» **GIVEN INSTRUCTION**:
Return all of the entries word for word, but omit the pictures they contain.

» **THE INPUT**:
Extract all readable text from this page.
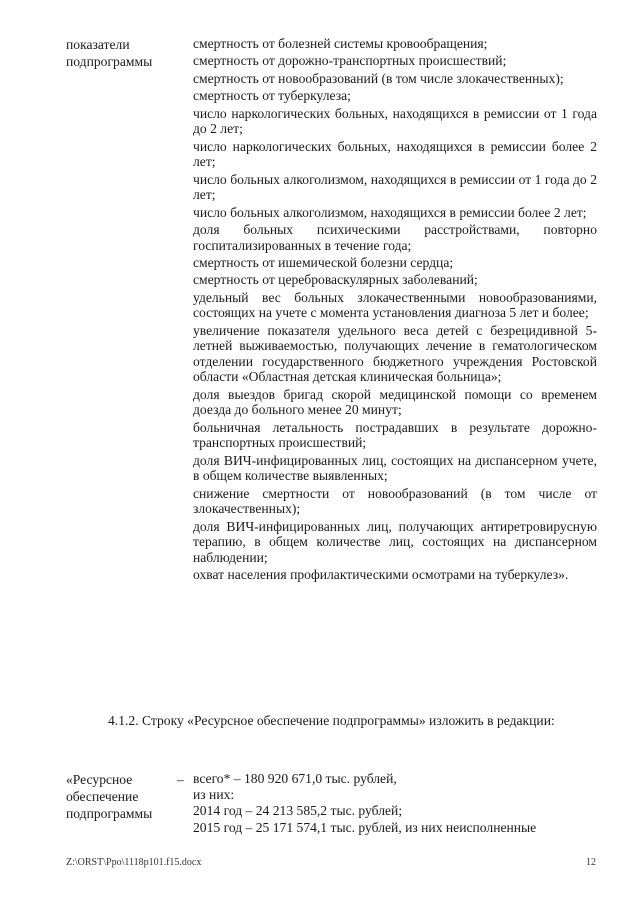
показатели
подпрограммы
смертность от болезней системы кровообращения;
смертность от дорожно-транспортных происшествий;
смертность от новообразований (в том числе злокачественных);
смертность от туберкулеза;
число наркологических больных, находящихся в ремиссии от 1 года до 2 лет;
число наркологических больных, находящихся в ремиссии более 2 лет;
число больных алкоголизмом, находящихся в ремиссии от 1 года до 2 лет;
число больных алкоголизмом, находящихся в ремиссии более 2 лет;
доля больных психическими расстройствами, повторно госпитализированных в течение года;
смертность от ишемической болезни сердца;
смертность от цереброваскулярных заболеваний;
удельный вес больных злокачественными новообразованиями, состоящих на учете с момента установления диагноза 5 лет и более;
увеличение показателя удельного веса детей с безрецидивной 5-летней выживаемостью, получающих лечение в гематологическом отделении государственного бюджетного учреждения Ростовской области «Областная детская клиническая больница»;
доля выездов бригад скорой медицинской помощи со временем доезда до больного менее 20 минут;
больничная летальность пострадавших в результате дорожно-транспортных происшествий;
доля ВИЧ-инфицированных лиц, состоящих на диспансерном учете, в общем количестве выявленных;
снижение смертности от новообразований (в том числе от злокачественных);
доля ВИЧ-инфицированных лиц, получающих антиретровирусную терапию, в общем количестве лиц, состоящих на диспансерном наблюдении;
охват населения профилактическими осмотрами на туберкулез».
4.1.2. Строку «Ресурсное обеспечение подпрограммы» изложить в редакции:
«Ресурсное
обеспечение
подпрограммы
– всего* – 180 920 671,0 тыс. рублей,
из них:
2014 год – 24 213 585,2 тыс. рублей;
2015 год – 25 171 574,1 тыс. рублей, из них неисполненные
Z:\ORST\Ppo\1118p101.f15.docx	12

» **THE RESULT**:
Extract all readable text from this page.
показатели
подпрограммы
смертность от болезней системы кровообращения;
смертность от дорожно-транспортных происшествий;
смертность от новообразований (в том числе злокачественных);
смертность от туберкулеза;
число наркологических больных, находящихся в ремиссии от 1 года до 2 лет;
число наркологических больных, находящихся в ремиссии более 2 лет;
число больных алкоголизмом, находящихся в ремиссии от 1 года до 2 лет;
число больных алкоголизмом, находящихся в ремиссии более 2 лет;
доля больных психическими расстройствами, повторно госпитализированных в течение года;
смертность от ишемической болезни сердца;
смертность от цереброваскулярных заболеваний;
удельный вес больных злокачественными новообразованиями, состоящих на учете с момента установления диагноза 5 лет и более;
увеличение показателя удельного веса детей с безрецидивной 5-летней выживаемостью, получающих лечение в гематологическом отделении государственного бюджетного учреждения Ростовской области «Областная детская клиническая больница»;
доля выездов бригад скорой медицинской помощи со временем доезда до больного менее 20 минут;
больничная летальность пострадавших в результате дорожно-транспортных происшествий;
доля ВИЧ-инфицированных лиц, состоящих на диспансерном учете, в общем количестве выявленных;
снижение смертности от новообразований (в том числе от злокачественных);
доля ВИЧ-инфицированных лиц, получающих антиретровирусную терапию, в общем количестве лиц, состоящих на диспансерном наблюдении;
охват населения профилактическими осмотрами на туберкулез».
4.1.2. Строку «Ресурсное обеспечение подпрограммы» изложить в редакции:
«Ресурсное
обеспечение
подпрограммы
– всего* – 180 920 671,0 тыс. рублей,
из них:
2014 год – 24 213 585,2 тыс. рублей;
2015 год – 25 171 574,1 тыс. рублей, из них неисполненные
Z:\ORST\Ppo\1118p101.f15.docx	12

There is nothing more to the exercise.